**WHAT TO WORK ON**:
1. Retype the Jim Knox biography word for word, beginning at the words "Walter James Knox (6" and stopping after "of New Zealand.".
2. Extend the Jim Knox biography, picking up right after its last sentence.

5th President of the Federation of Labour
- In office 2 May 1979 – 20 October 1987
- Preceded by: Tom Skinner
- Succeeded by: Ken Douglas

Personal details
- Born: Walter James Knox 6 March 1919 Auckland, New Zealand
- Died: 1 December 1991 (aged 72) Wellington, New Zealand
- Spouses: ; Margaret Joyce Svendsen ​ ​(m. 1943; div. 1983)​ ; Elizabeth Watson Bell Curtis ​ ​(m. 1983)​
- Children: 2

= Jim Knox =

New Zealand truck driver, watersider, trade unionist, and rugby footballer

Walter James Knox (6 March 1919 – 1 December 1991) was a leading New Zealand trade union leader. He was the seventh appointee to the Order of New Zealand.

==Early life and family==
Knox was born in Auckland on 6 March 1919. His parents were Doris May and Walter William Knox. Knox was educated at Auckland Normal School.

Data items:
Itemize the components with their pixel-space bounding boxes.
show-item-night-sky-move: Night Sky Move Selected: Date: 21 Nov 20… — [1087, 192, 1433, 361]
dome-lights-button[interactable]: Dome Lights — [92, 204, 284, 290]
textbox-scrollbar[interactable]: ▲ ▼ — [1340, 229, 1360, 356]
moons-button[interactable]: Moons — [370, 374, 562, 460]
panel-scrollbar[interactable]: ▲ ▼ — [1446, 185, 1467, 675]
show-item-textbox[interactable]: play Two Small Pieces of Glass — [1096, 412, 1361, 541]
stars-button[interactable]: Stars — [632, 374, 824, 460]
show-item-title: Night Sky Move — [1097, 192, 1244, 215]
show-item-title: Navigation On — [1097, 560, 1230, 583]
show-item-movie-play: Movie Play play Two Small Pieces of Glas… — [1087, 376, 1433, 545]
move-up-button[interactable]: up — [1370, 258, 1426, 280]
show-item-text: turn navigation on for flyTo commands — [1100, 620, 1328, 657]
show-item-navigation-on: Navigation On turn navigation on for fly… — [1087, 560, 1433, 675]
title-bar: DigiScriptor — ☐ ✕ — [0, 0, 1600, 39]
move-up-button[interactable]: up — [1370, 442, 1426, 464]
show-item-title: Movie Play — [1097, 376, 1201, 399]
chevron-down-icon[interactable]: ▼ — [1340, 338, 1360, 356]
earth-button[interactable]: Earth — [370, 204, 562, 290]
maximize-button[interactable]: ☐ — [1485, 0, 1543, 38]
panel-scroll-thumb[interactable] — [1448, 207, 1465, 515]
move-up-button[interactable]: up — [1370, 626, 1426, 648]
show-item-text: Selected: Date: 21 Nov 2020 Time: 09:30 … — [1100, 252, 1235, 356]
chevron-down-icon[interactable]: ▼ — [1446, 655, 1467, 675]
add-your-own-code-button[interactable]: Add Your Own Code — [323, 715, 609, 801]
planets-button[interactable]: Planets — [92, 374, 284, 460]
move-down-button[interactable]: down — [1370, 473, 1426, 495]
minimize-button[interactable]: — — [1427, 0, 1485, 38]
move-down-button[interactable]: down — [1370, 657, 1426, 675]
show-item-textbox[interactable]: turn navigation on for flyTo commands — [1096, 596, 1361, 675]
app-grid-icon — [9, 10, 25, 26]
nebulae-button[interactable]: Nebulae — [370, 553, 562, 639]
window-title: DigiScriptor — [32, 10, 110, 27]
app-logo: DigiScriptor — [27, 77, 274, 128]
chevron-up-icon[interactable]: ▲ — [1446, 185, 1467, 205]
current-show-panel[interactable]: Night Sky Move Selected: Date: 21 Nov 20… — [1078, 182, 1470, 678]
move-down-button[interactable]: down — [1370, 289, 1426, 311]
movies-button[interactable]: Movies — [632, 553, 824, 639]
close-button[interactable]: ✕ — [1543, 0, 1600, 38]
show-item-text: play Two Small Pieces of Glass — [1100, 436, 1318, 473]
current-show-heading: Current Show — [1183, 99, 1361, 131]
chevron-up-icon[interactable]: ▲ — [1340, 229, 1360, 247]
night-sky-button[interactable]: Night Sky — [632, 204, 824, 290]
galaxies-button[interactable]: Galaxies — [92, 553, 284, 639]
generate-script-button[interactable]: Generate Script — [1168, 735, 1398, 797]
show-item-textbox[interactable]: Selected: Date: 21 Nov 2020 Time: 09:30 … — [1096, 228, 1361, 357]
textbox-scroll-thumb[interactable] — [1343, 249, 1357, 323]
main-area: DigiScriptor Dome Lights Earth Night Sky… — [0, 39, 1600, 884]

**TASK-BY-TASK ANSWERS**:
1.
Walter James Knox (6 March 1919 – 1 December 1991) was a leading New Zealand trade union leader. He was the seventh appointee to the Order of New Zealand.

2.
==Career and honours==
Leaving school aged 15, Knox first worked in a foundry where he was badly scarred. Aged 16, he started an apprenticeship in the footwear trade upon his father's initiative. Knox worked as a truck driver and watersider, becoming involved in the 1951 waterside strike, and rose through the union ranks to become secretary of the Auckland District Woollen Mills Employees’ Union and vice president of the Auckland Trades Council in 1961. In 1969, Knox became secretary of the New Zealand Federation of Labour, working alongside the organisation's president, Sir Tom Skinner.

Skinner, Knox and other trade union leaders Ken Douglas, Bill Andersen, Pat Kelly, Blue Kennedy and Con Devitt were all well known in New Zealand 1980s due to ongoing industrial action.

In 1977, Knox was awarded the Queen Elizabeth II Silver Jubilee Medal. On 6 February 1988, he was the seventh appointee to the Order of New Zealand. In 1990, he received the New Zealand 1990 Commemoration Medal.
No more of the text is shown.